> **SOURCE EXTRACT**
%%

However, I don't think anybody has really wide spread adoption yet and I think
it's because the tools aren't accessible to the majority of researchers
currently. Take, for example, mlflow. It's a great tool in many ways but
requires you to think fairly carefully about how to structure your application
around the framework. Additionally, to run experiments, you need to set up
your own infrastructure.

These requirements may be met in some settings (larger businesses with a
modern engineering culture) but I think are not met in the broader market
(university research departments, smaller businesses, businesses without the
modern engineering focus, etc).

For the ideas in the personal finance space, there are, as we all know, a
large number of fintech companies that are attempting to tackle many aspects
of this right now. It's a very tough space to get into due to regulation and
poor economics at small scales. It's a domain I'm familiar with though and
that means a lot to me. I think the financial industry has a long way to go
and will almost certainly look radically different in the future. As it
stands, I believe the industry is too fragmented from the customer
perspective, with different organisations offering parts of what to people are
really all the same thing.

To plan and save for my future I need a current account with a bank to manage
my day to day spending and as a 'hub', savings accounts (potentially with
other institutions) to save cash, I need a brokerage account to diversify my
savings, a company pension pot (with one or more providers depending on how
you've moved jobs) and possibly an IFA to tie it all together and cut through
the jargon and save you time. This should all be one thing - and it should be
easy, and cheap.

Re the contracts idea specifically - yes I am aware of a few
firms/organisations that independently manage contracts digitally. The idea is
about trying to provide that functionality as a service with the intention
being to make consumers lives easier as much as businesses (e.g. I would like
one central place where I can manage all of my contracts, sign them, ask
questions, be reminded of upcoming obligations, etc). Right now, I think most
people have a drawer somewhere full of paper that could probably be organised
better.

I'll be honest, I don't have a specific niche yet. If I were to validate that
idea further, I would approach legal firms, landlords, and legal departments
as saas businesses first most likely. I'm sure there are other sectors worth
considering. It may also be that the business first way is the wrong way to
approach it? Perhaps You could build a tool for consumers first.

%%

> **MATERIAL PROVIDED**

%%

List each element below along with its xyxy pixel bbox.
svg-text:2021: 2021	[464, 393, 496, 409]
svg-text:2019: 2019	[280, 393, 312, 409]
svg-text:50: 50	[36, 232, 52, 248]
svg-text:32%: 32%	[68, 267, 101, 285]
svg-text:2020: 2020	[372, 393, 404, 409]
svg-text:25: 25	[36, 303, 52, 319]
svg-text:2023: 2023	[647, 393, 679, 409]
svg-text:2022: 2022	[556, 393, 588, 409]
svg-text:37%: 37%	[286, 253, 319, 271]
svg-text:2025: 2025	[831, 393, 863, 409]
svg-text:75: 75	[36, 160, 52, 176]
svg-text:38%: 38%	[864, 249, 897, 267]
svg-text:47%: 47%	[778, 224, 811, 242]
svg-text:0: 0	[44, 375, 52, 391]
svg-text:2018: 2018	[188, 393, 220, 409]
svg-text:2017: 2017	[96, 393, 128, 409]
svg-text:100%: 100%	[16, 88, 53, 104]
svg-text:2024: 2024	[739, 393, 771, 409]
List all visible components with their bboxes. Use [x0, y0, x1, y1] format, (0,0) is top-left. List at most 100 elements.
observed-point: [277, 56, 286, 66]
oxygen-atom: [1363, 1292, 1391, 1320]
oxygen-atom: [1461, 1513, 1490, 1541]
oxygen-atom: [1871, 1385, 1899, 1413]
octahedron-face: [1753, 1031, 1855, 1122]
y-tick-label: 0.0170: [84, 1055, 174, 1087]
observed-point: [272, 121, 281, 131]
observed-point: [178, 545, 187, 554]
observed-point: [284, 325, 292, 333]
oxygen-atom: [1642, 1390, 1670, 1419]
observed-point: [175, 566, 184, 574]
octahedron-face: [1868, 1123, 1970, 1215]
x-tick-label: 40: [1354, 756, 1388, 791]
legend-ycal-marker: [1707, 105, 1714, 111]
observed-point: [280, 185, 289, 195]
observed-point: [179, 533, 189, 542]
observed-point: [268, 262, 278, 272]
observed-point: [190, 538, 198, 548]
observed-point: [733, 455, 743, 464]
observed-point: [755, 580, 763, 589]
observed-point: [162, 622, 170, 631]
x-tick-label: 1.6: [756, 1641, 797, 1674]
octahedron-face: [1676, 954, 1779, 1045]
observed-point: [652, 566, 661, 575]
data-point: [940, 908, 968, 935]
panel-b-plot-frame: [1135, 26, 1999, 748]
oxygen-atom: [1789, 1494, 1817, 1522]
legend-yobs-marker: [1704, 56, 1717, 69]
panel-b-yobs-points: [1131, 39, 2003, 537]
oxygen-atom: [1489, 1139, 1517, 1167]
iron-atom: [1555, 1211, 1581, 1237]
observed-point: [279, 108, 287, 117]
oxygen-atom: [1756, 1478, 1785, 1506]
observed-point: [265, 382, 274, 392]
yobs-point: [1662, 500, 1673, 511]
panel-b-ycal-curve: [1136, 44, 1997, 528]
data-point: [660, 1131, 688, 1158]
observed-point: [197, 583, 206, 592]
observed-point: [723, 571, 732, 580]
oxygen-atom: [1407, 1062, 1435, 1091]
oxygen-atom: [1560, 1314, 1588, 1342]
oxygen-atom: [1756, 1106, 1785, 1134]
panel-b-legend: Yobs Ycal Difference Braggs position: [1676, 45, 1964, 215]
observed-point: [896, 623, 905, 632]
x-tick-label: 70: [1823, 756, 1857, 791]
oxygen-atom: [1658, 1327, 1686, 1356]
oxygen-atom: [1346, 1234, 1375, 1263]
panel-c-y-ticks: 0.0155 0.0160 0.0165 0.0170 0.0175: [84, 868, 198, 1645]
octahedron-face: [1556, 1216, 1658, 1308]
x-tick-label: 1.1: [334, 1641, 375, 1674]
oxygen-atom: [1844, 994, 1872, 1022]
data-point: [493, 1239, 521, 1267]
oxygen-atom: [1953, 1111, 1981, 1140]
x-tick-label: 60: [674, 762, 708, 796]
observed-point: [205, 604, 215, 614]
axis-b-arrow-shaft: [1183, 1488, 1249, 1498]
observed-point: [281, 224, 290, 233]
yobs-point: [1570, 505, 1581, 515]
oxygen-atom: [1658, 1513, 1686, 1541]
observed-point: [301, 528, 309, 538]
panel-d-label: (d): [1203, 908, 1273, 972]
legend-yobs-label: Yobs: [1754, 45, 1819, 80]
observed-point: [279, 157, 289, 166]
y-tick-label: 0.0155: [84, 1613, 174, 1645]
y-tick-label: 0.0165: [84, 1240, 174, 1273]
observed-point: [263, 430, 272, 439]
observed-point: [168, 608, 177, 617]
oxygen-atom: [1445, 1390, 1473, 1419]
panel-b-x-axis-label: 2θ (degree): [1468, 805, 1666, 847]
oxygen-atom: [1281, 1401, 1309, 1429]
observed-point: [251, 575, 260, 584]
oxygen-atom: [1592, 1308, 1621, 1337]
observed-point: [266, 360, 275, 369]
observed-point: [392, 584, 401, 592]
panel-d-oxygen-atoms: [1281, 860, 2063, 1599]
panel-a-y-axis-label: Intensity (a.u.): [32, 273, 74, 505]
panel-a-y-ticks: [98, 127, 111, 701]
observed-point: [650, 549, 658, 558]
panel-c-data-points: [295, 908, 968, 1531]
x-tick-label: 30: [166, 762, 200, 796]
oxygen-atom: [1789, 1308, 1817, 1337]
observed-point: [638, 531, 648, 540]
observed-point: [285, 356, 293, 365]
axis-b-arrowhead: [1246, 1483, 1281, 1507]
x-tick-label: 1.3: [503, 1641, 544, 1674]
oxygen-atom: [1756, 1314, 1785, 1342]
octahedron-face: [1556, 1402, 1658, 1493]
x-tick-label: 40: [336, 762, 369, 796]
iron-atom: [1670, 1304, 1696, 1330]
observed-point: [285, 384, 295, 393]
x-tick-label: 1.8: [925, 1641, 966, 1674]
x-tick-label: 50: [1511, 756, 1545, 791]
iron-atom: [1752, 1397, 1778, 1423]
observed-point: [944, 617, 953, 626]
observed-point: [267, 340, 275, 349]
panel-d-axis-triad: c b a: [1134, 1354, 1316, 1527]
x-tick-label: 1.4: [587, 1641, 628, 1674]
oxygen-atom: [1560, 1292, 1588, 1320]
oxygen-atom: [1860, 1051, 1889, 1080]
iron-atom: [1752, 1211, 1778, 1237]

%%

> **DIRECTIVE 1**
Answer these questions about the forum excerpt:
(a) Which tool does it give as an example, and what does it say you must set up yourself to run experiments?
(b) What two things make the personal finance space tough to get into?
(c) Whom would the writer approach first to validate the contracts idea further?
> **DIRECTIVE 2**
Please write out the stretch of the records from their start through the line containing "393, 679, 409]", substituting "label" for "svg-text" and leaving everything else unchanged.

> **EXERCISE OUTPUT 1**
(a) mlflow; your own infrastructure.
(b) Regulation and poor economics at small scales.
(c) Legal firms, landlords, and legal departments, as SaaS businesses.

> **EXERCISE OUTPUT 2**
List each element below along with its xyxy pixel bbox.
label:2021: 2021	[464, 393, 496, 409]
label:2019: 2019	[280, 393, 312, 409]
label:50: 50	[36, 232, 52, 248]
label:32%: 32%	[68, 267, 101, 285]
label:2020: 2020	[372, 393, 404, 409]
label:25: 25	[36, 303, 52, 319]
label:2023: 2023	[647, 393, 679, 409]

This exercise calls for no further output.